EXERCISE DETAILS: Please copy every line of the records below that holds the word "JSON".

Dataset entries
-----

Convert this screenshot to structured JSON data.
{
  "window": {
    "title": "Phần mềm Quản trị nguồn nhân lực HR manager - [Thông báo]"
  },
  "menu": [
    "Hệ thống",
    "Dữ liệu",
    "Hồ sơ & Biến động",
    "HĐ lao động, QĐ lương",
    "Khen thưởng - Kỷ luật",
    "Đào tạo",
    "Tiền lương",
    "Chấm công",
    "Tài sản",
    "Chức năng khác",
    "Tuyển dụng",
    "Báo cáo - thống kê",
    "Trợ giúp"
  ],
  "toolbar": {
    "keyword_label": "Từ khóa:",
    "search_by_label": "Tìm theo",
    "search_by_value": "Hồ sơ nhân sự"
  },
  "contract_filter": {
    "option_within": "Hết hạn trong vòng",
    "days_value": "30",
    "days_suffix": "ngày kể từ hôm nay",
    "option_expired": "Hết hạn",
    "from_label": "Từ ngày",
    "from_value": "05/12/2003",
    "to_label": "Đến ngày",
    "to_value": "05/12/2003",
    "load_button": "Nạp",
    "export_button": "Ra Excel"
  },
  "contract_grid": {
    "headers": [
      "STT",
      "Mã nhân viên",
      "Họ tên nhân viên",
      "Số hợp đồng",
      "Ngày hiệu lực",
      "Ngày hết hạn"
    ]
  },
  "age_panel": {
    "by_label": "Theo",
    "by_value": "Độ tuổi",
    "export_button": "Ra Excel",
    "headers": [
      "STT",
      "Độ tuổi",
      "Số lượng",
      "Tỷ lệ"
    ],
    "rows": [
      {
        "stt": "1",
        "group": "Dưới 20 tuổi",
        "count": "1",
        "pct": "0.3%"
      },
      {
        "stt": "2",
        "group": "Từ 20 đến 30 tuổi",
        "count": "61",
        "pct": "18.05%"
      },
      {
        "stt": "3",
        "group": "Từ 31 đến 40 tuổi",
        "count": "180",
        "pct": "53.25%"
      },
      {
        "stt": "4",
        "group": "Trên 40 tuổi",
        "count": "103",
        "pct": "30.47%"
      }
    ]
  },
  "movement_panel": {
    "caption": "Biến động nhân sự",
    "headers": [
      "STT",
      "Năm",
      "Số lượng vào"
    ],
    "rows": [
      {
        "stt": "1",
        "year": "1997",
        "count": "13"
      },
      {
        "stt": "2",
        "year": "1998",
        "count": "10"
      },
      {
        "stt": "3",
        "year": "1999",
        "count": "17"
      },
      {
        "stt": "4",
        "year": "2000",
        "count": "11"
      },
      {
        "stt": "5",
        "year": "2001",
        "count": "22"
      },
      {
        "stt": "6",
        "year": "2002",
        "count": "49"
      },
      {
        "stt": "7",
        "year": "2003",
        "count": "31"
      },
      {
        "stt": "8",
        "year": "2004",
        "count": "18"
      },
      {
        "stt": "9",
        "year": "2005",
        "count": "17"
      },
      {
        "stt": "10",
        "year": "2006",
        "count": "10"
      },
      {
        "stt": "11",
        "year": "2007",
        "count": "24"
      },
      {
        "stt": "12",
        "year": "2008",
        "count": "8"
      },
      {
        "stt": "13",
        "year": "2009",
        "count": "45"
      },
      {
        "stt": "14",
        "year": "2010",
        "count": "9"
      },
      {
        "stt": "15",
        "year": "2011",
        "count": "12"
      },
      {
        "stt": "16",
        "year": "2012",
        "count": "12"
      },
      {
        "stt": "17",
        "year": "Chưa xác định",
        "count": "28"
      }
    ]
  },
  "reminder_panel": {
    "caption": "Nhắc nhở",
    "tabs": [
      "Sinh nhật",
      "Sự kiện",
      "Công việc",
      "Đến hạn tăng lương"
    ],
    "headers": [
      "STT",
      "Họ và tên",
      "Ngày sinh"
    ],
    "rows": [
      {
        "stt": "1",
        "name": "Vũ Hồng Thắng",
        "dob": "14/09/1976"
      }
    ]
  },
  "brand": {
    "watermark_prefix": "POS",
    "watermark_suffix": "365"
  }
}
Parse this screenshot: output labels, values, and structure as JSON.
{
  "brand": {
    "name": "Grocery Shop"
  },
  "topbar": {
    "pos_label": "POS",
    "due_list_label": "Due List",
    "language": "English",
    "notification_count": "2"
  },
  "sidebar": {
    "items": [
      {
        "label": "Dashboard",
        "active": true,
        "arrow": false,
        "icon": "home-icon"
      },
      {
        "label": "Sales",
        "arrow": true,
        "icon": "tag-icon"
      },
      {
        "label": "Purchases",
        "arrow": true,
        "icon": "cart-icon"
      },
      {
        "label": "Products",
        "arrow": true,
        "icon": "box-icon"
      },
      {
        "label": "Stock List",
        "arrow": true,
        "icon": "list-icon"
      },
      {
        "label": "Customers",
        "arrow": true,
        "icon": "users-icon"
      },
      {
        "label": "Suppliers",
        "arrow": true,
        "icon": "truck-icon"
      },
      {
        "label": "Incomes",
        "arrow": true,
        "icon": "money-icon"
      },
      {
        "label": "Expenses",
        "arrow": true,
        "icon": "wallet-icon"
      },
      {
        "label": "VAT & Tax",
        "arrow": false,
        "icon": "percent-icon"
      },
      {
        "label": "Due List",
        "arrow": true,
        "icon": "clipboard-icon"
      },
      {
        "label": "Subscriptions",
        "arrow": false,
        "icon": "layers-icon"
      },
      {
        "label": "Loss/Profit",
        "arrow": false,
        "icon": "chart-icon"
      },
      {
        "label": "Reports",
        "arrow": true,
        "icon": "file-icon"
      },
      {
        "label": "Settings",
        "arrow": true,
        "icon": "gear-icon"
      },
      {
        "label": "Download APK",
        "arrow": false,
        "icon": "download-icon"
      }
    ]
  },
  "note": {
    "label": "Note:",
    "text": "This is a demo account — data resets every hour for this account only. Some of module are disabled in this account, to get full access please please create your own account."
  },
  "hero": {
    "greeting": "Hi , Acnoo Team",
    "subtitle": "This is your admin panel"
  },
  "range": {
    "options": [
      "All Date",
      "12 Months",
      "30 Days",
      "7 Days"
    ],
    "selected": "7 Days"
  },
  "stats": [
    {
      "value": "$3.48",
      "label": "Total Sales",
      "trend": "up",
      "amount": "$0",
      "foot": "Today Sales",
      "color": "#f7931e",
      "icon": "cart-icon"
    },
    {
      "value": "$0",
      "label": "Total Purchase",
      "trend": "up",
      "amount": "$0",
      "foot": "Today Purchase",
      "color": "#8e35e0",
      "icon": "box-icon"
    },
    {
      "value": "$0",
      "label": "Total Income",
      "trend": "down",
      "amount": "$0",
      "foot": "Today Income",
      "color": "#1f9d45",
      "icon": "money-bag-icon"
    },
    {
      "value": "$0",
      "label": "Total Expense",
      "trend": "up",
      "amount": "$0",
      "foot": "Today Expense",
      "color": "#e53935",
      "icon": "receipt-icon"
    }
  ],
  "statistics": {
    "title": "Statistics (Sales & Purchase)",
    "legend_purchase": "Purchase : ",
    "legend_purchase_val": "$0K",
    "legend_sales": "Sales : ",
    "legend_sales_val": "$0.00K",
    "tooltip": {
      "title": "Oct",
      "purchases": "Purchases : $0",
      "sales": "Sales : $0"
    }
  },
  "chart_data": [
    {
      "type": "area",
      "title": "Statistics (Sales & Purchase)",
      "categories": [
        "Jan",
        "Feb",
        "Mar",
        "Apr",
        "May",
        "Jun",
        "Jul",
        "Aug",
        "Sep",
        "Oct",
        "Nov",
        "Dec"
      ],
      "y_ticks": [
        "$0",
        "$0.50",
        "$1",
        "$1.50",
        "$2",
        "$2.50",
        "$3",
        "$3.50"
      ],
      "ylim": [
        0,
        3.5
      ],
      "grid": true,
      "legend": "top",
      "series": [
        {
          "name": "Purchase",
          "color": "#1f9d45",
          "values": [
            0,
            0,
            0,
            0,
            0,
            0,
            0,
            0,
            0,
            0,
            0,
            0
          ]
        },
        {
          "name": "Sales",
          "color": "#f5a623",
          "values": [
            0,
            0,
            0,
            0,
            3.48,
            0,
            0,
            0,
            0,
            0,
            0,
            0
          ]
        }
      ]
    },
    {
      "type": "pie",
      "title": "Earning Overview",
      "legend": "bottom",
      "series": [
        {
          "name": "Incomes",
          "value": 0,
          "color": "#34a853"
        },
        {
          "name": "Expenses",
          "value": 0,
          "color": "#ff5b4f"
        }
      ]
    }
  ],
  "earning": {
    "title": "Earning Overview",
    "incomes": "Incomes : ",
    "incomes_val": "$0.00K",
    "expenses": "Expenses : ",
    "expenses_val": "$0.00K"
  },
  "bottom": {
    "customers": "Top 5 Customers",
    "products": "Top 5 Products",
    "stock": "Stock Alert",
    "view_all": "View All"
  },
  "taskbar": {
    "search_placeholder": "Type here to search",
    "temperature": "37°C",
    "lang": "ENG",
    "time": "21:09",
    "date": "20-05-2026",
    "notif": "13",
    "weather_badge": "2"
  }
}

-----

PROBLEM SOLUTION:
Convert this screenshot to structured JSON data.
Parse this screenshot: output labels, values, and structure as JSON.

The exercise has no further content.